- SET TASK
How many lines of the data include the string "style"? State the number and nothing else.

- PROVIDED RECORDS
- - - -

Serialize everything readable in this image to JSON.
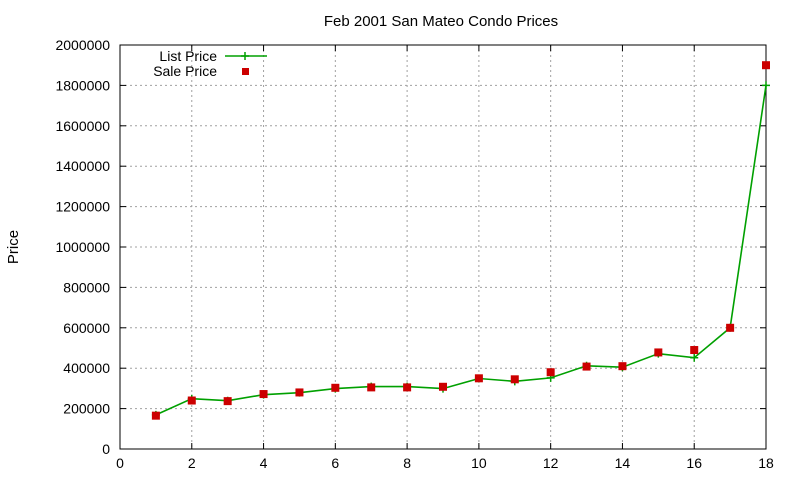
{
  "chart_data": {
    "type": "line",
    "title": "Feb 2001 San Mateo Condo Prices",
    "xlabel": "",
    "ylabel": "Price",
    "xlim": [
      0,
      18
    ],
    "ylim": [
      0,
      2000000
    ],
    "xticks": [
      0,
      2,
      4,
      6,
      8,
      10,
      12,
      14,
      16,
      18
    ],
    "yticks": [
      0,
      200000,
      400000,
      600000,
      800000,
      1000000,
      1200000,
      1400000,
      1600000,
      1800000,
      2000000
    ],
    "grid": true,
    "legend_position": "top-left",
    "x": [
      1,
      2,
      3,
      4,
      5,
      6,
      7,
      8,
      9,
      10,
      11,
      12,
      13,
      14,
      15,
      16,
      17,
      18
    ],
    "series": [
      {
        "name": "List Price",
        "style": "line-plus",
        "color": "#00a000",
        "values": [
          169000,
          249000,
          239000,
          269000,
          279000,
          299000,
          309000,
          309000,
          299000,
          349000,
          335000,
          352000,
          412000,
          405000,
          472000,
          452000,
          600000,
          1800000
        ]
      },
      {
        "name": "Sale Price",
        "style": "square-points",
        "color": "#cc0000",
        "values": [
          165000,
          240000,
          237000,
          272000,
          280000,
          303000,
          305000,
          305000,
          308000,
          350000,
          345000,
          380000,
          408000,
          410000,
          478000,
          490000,
          600000,
          1900000
        ]
      }
    ]
  }
}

- - - -

- RESULT OF THE TASK
2